QUOTED PASSAGE
◇ ◇ ◇ ◇
Sunday, November 29, 2009

Thanksgiving weekend

On Wednesay we had a Thanksgiving lunch at school. All the parents brought in various dishes and we had a full-fledged Thanksgiving feast! On Thursday school was over at 12:00 for Thanksgiving! I was picked up by my student's family and we drove to the U.S. Embassy Marine House! I helped them cook a few last dishes and then we ate a hugggggge, delicious, American Thanksgiving dinner there in the Marine house! There were 2 military families with kids and grandparents, and 4 single marines that joined us. It was a good time! Not quite the same as being with family, but still fun! I got to know a girl in the marines who I ended up hanging out with on Saturday night! She doesn't have many female friends in the marines, as you can imagine!

On Friday I went to Alliance and Julie, Melissa and I went to Quicentro Mall in downtown Quit0! We ate lunch at Crepes and Waffles in the mall which was delicccccccious. Very classy restaurant. Then we walked around the mall a bit and gawked at the high prices for clothes and shoes. After that we trekked up the street to a quaint, high-quality ice cream store that Julie really wanted to check out. And on the walk back we stopped to get KFC and Taco Bell to eat later, hah! To get home I had to wait like 30 minutes for a taxi because traffic was terrible! And the Quito Days festivities have begun which mean the city is full of people, even more people than normal.

Early Saturday morning I went with Donna nad her two friends, Myscha and Dave to Otovalo, yet again! But my goal this time was to take lots of pictures! I was successful and you can see some of the results on facebook. On the way to Otovalo we stopped at the REAL, Scientific Equator! We checked it with the GPS and they actually had a working sun dial too. Then we went to the Otovalo animal market where the farmers come to sell and buy both living and dead animals. There were lots of chickens, cows and pigs mostly. It was kind of sad to see the animals smacked around and caged up. But then I saw pigs eatting corn and grass freely and I remembered that these farm animals are treated way more humanely than most of the meat produced in the U.S. These animals are fed fresh grass, corn and wheat and for the most part have open grass and fields to graze in. So at the end of the morning I decided that I don't need to be a vegetarian in Ecuador. I considered it for a moment when we first walked into the animal market and the stench of meat overwhelmed my nostrils.

Anyways, from the animal market we drove to Otovalo Mercado. There we perused around for a little while and I did some more shopping for Navidad while simultaneously chatting and photographing some of the kind, indigenous vendors. I really saw the improvement of my Spanish in the fact that I could carry on social conversations for more than 5 minutes and understand everything. I was even translating for Donna's friends sometimes! That felt good! After this market we went to the Hacienda for lunch which was delic and then drove to a Volcanic lake to take some pictures. Then we headed back.

On Saturday night I went to see new moon with a the only female marine in Ecuador that I met on Thursday! She convinced one of the other male marines to come along too. Though he was embarrassed to admit that he was going to see such a chick flick. They have a driver at the embassy just for the marines so we were driven all around by a personal driver! We went to Tony Roma's for dinner before the movie and then hung out for awhile afterwards. It was lots of fun!
◇ ◇ ◇ ◇
DATA SHOWN

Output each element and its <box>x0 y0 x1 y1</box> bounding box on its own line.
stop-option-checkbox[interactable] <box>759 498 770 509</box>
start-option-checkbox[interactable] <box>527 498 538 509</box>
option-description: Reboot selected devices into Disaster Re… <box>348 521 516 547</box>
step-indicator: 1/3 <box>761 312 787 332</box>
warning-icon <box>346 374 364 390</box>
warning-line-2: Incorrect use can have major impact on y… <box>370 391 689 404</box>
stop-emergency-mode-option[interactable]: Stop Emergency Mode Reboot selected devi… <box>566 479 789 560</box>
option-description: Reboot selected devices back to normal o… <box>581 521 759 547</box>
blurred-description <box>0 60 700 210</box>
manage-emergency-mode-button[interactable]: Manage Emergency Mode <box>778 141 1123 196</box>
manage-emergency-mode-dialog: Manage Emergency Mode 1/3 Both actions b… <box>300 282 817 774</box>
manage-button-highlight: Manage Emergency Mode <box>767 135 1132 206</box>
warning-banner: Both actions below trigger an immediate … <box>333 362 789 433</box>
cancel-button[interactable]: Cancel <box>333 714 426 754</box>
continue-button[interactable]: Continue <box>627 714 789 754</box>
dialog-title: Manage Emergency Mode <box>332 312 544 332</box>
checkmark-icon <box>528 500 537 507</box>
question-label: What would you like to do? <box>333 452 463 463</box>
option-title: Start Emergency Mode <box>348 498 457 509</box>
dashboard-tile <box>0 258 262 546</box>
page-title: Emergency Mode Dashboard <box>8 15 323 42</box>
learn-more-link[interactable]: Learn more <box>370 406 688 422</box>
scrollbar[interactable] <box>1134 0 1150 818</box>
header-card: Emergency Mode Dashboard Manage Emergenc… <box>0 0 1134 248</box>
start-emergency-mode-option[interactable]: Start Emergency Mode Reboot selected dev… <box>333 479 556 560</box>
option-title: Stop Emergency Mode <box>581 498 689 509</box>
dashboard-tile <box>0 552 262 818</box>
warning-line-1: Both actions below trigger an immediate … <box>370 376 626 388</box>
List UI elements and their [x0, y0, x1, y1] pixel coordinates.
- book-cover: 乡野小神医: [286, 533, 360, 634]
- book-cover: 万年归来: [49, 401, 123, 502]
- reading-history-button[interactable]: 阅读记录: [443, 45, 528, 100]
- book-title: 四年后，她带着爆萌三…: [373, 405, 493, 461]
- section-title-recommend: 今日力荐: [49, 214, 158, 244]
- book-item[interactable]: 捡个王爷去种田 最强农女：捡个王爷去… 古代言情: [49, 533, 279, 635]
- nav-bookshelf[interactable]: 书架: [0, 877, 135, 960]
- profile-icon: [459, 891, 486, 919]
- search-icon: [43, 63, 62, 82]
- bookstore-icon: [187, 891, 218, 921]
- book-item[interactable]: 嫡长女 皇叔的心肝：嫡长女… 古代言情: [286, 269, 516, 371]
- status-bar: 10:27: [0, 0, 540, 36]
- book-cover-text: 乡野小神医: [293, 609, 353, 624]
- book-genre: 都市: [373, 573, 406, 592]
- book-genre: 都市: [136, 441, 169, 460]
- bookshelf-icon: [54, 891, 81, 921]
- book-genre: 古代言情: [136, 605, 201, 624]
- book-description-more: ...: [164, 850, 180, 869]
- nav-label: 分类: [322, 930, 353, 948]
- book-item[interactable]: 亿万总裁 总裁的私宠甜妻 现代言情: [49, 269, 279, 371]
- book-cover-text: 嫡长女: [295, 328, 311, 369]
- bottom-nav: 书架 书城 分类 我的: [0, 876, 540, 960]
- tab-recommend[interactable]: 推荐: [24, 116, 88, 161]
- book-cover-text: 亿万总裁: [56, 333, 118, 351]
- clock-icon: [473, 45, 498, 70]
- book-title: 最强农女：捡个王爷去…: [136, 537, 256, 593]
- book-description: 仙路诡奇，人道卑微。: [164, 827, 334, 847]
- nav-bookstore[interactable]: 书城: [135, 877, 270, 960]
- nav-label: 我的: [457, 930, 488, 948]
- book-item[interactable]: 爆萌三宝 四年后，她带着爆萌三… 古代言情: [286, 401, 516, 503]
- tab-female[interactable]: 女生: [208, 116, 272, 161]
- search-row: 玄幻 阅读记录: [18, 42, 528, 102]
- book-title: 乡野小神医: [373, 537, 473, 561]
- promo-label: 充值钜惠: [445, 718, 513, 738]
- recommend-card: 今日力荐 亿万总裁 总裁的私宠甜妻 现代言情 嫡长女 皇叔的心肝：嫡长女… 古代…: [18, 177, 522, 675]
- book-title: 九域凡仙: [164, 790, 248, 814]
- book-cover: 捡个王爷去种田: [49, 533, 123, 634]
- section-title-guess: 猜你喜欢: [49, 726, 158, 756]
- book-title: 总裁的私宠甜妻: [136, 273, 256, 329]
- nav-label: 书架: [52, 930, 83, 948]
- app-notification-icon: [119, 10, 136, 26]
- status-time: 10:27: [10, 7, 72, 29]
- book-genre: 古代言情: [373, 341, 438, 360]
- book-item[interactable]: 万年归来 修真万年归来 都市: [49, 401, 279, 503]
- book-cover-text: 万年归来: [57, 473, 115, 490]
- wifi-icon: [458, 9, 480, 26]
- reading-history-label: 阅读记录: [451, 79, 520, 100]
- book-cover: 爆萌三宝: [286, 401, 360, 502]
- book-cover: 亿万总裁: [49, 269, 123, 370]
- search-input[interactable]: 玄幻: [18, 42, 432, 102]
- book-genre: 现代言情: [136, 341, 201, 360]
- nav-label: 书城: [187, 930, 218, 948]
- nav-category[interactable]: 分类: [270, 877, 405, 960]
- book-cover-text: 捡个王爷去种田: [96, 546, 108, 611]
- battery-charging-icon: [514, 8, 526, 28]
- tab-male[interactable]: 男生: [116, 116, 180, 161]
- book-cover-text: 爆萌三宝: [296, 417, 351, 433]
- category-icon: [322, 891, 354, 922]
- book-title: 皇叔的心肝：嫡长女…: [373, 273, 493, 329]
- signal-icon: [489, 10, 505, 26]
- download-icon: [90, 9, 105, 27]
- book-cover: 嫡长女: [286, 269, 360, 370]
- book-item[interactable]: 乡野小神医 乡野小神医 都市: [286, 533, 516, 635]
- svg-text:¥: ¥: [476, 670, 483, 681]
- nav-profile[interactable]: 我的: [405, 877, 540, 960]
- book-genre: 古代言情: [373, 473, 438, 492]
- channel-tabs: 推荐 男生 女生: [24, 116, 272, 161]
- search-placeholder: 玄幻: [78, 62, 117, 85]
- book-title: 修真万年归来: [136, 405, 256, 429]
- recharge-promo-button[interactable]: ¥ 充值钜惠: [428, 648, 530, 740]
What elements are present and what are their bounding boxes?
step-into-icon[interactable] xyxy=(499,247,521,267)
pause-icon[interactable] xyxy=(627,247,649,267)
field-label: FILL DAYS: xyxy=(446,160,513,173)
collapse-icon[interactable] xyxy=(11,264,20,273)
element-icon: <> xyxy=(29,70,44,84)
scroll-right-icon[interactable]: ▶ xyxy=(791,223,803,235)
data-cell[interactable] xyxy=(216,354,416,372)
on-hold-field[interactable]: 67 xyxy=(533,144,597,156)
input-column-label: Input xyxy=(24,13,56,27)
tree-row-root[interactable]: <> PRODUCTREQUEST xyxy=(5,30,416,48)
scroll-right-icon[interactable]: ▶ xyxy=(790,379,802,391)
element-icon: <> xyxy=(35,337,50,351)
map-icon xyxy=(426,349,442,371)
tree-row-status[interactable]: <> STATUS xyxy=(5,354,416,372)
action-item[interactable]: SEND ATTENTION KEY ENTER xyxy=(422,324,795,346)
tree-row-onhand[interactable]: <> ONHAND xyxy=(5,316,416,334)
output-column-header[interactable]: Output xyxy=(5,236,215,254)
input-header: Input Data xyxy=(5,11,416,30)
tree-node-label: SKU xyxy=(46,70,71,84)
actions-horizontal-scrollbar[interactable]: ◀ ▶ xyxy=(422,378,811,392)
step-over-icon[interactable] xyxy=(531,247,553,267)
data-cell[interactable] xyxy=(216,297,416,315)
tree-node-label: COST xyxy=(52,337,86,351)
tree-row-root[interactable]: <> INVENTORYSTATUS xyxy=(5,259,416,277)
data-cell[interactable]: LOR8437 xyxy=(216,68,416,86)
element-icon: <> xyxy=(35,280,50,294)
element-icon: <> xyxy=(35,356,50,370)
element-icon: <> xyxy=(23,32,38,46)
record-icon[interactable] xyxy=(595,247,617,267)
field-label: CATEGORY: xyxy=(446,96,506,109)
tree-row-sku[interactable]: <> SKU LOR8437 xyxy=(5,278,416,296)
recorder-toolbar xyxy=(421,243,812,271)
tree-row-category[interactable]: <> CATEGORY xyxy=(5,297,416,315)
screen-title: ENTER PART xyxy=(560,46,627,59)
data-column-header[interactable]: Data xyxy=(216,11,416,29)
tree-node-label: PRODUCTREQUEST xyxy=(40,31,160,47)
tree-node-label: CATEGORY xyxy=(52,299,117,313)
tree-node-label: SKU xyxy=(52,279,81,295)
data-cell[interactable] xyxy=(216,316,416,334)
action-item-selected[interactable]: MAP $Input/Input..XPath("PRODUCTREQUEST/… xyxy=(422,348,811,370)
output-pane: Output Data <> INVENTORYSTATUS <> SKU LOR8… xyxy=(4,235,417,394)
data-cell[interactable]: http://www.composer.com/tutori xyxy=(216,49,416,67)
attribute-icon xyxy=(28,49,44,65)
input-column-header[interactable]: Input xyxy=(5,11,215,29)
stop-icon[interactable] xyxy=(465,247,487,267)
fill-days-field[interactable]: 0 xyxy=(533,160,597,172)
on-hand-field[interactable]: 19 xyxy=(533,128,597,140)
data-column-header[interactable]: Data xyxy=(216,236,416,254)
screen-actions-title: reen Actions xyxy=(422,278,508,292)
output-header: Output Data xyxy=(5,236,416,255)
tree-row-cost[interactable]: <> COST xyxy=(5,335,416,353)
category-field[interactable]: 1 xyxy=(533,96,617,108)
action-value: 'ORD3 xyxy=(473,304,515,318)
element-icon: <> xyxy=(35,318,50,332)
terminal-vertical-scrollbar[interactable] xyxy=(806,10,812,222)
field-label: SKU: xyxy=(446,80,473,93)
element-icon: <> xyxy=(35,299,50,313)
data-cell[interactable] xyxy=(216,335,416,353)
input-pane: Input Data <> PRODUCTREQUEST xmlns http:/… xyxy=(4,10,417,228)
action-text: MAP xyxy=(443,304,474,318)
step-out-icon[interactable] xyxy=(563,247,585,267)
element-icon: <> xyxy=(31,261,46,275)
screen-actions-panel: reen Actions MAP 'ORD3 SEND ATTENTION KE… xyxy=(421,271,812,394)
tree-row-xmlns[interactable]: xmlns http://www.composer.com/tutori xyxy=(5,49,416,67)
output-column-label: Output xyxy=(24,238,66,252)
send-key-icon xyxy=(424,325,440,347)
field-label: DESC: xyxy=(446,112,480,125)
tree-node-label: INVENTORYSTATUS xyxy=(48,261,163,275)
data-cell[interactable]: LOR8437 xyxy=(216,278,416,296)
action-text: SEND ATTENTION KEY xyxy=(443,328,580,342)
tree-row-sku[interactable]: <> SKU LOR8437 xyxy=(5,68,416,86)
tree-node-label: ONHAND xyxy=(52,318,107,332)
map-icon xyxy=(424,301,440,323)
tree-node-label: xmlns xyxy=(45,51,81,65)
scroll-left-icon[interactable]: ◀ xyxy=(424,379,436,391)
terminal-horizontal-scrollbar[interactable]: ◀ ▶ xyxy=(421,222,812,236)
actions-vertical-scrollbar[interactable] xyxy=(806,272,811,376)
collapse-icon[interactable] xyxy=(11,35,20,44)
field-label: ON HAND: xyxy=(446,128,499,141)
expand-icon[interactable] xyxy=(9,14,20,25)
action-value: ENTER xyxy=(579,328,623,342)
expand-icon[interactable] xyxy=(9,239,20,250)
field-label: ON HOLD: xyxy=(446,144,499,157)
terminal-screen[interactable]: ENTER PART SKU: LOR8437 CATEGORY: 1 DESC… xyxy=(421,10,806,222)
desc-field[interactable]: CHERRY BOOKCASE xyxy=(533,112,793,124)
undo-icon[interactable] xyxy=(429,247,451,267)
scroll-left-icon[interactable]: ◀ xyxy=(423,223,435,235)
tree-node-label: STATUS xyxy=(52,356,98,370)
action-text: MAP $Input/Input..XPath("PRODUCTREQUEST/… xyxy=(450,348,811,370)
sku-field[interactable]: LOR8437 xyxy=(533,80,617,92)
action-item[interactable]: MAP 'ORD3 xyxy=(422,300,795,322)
◇ ◇ ◇ ◇
WORK TO BE COMPLETED
Copy the Thanksgiving weekend post starting with "Thanksgiving weekend" and going on through "you can imagine!", putting "banquet" wherever "feast" appears. The entries aren't needed for this.

ANSWER TO THE TASK
Thanksgiving weekend

On Wednesay we had a Thanksgiving lunch at school. All the parents brought in various dishes and we had a full-fledged Thanksgiving banquet! On Thursday school was over at 12:00 for Thanksgiving! I was picked up by my student's family and we drove to the U.S. Embassy Marine House! I helped them cook a few last dishes and then we ate a hugggggge, delicious, American Thanksgiving dinner there in the Marine house! There were 2 military families with kids and grandparents, and 4 single marines that joined us. It was a good time! Not quite the same as being with family, but still fun! I got to know a girl in the marines who I ended up hanging out with on Saturday night! She doesn't have many female friends in the marines, as you can imagine!